Exercise set:
1. In the excerpt on the Clausius-Clapeyron equation, what typical accuracy is given for the Wagner equation?
2. Reproduce the passage of the excerpt on the Clausius-Clapeyron equation that starts at "- Sublimation form." and ends at "both phase changes.".
3. Write what follows the last sentence of the excerpt on the Clausius-Clapeyron equation.

Page excerpt:
** start **
Steeper slope = larger ΔH_vap = stronger intermolecular forces.
Water (slope −4889 K) is steeper than ether (slope −3260 K).
Clausius-Clapeyron vs related relations
| Clapeyron | Clausius-Clapeyron | Antoine | Wagner | |
|---|---|---|---|---|
| Form | dP/dT = ΔS/ΔV | ln(P₂/P₁) = −ΔH/R · Δ(1/T) | log P = A − B/(C+T) | ln(P/P_c) = polynomial in T_r |
| Phase boundaries | Any (sl, lv, sv) | Liquid–vapor, solid–vapor | Liquid–vapor | Liquid–vapor |
| Assumptions | None beyond equilibrium | Ideal vapor, V_liq ≪ V_gas | Empirical fit | Empirical fit |
| Range | All | Modest T range | Limited range per fit | Triple → critical point |
| Parameters | ΔH, ΔV measured | ΔH_vap | 3 (A, B, C) | 5–6 |
| Typical accuracy | Exact (in principle) | ±5% over 50 K window | ±0.5% in fit window | ±0.1% across full range |
| When to use | Phase diagrams generally | Quick calculations | Distillation design | Process simulators (Aspen) |
Variants and refinements
- General Clapeyron equation. dP/dT = ΔS_trans / ΔV_trans applies to any first-order phase transition: melting, sublimation, allotropic changes. Ice melting under pressure is the famous example — ΔV is negative for water, so dP/dT is negative and skater blades partially melt the ice.
- Sublimation form. Replace ΔH_vap with ΔH_sub (= ΔH_vap + ΔH_fus). Used for solids like iodine, naphthalene, or freeze-drying coffee crystals. ΔH_sub is always larger because you pay both phase changes.
- Antoine equation. log₁₀ P = A − B / (C + T). Three empirical constants per substance, fitted to data in a specified range. Distillation column design uses Antoine constants from the DIPPR or NIST databases — accuracy ±0.5%, much better than constant-ΔH Clausius-Clapeyron over wide ranges.
** end **
(Data records)
** start **
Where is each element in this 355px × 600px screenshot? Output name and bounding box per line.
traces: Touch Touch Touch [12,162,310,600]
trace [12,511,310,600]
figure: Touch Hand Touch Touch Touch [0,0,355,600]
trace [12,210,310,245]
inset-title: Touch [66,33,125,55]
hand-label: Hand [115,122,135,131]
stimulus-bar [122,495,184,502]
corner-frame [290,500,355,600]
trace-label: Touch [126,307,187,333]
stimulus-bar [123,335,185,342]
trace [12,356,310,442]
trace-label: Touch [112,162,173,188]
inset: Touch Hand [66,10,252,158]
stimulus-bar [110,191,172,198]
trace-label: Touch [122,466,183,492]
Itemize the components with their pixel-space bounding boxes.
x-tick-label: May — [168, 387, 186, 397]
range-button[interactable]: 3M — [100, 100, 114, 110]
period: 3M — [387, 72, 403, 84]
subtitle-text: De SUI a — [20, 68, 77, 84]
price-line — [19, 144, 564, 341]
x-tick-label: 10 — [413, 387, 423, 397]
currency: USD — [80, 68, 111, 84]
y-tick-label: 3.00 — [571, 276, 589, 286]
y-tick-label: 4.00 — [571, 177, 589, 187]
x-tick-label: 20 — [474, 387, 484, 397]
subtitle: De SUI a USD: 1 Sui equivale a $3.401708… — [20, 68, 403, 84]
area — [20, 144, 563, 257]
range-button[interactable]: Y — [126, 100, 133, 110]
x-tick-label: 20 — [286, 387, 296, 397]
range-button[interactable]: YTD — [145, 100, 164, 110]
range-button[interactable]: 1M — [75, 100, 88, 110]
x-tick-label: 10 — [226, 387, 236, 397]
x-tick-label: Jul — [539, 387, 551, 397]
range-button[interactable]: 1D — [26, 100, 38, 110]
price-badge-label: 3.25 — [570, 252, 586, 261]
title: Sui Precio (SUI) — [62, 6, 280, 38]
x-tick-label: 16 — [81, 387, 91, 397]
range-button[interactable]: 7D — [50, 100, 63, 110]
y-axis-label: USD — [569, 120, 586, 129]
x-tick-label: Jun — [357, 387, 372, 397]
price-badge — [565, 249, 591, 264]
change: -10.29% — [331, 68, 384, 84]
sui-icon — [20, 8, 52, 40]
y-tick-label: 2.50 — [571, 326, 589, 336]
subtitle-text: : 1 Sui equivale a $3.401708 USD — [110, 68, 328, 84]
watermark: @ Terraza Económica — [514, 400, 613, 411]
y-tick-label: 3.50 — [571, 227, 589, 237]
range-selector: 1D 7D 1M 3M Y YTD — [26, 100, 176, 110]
** end **
Response list:
1. ±0.1% across the full range

2.
- Sublimation form. Replace ΔH_vap with ΔH_sub (= ΔH_vap + ΔH_fus). Used for solids like iodine, naphthalene, or freeze-drying coffee crystals. ΔH_sub is always larger because you pay both phase changes.

3.
- Wagner equation. Modern reference correlations (IAPWS for water, NIST REFPROP for refrigerants) use multi-term polynomial fits in reduced coordinates. Match data to a few parts per thousand from triple to critical point.
- Trouton's rule. ΔS_vap = ΔH_vap / T_b ≈ 85 J/mol·K for "normal" non-associating liquids. Combined with Clausius-Clapeyron, this gives a back-of-the-envelope way to estimate vapor pressure with no measured ΔH_vap.
Common pitfalls
- Treating ΔH_vap as constant. In reality ΔH_vap drops to zero at the critical point. The two-point form is fine for ±50 K windows; over wider ranges use Antoine or Wagner.
- Forgetting Kelvin. The 1/T term is ferociously sensitive to units — using °C produces 1/(T+273) magnitudes that are nonsense.
- Mixing pressure units inconsistently. Inside a logarithm only the ratio P₂/P₁ matters, so units cancel — but only if both pressures are in the same units. A torr/atm mismatch silently corrupts the answer.
- Applying it across a phase change. If your temperature range crosses the freezing point, you can't use a single ΔH_vap. Below the triple point the relevant quantity is ΔH_sub, and the slope changes.
- Mistaking it for a kinetic equation. Clausius-Clapeyron is purely thermodynamic — it tells you the equilibrium vapor pressure, not how fast evaporation happens. A puddle's drying rate depends on diffusion, wind, and humidity, not just vapor pressure.
- Plotting ln(P) vs T instead of 1/T. A surprisingly common student error. The relationship is linear in 1/T, not T. Plotting against T gives a curve and a useless "slope".
Frequently asked questions
What does the Clausius-Clapeyron equation say?
Vapor pressure rises exponentially with temperature. In its two-point form: ln(P₂/P₁) = −ΔH_vap/R · (1/T₂ − 1/T₁). Knowing two of the four variables (P₁, T₁, P₂, T₂) plus the enthalpy of vaporization lets you solve for the fourth. For water ΔH_vap = 40.65 kJ/mol at 100 °C.
Why is the relationship logarithmic?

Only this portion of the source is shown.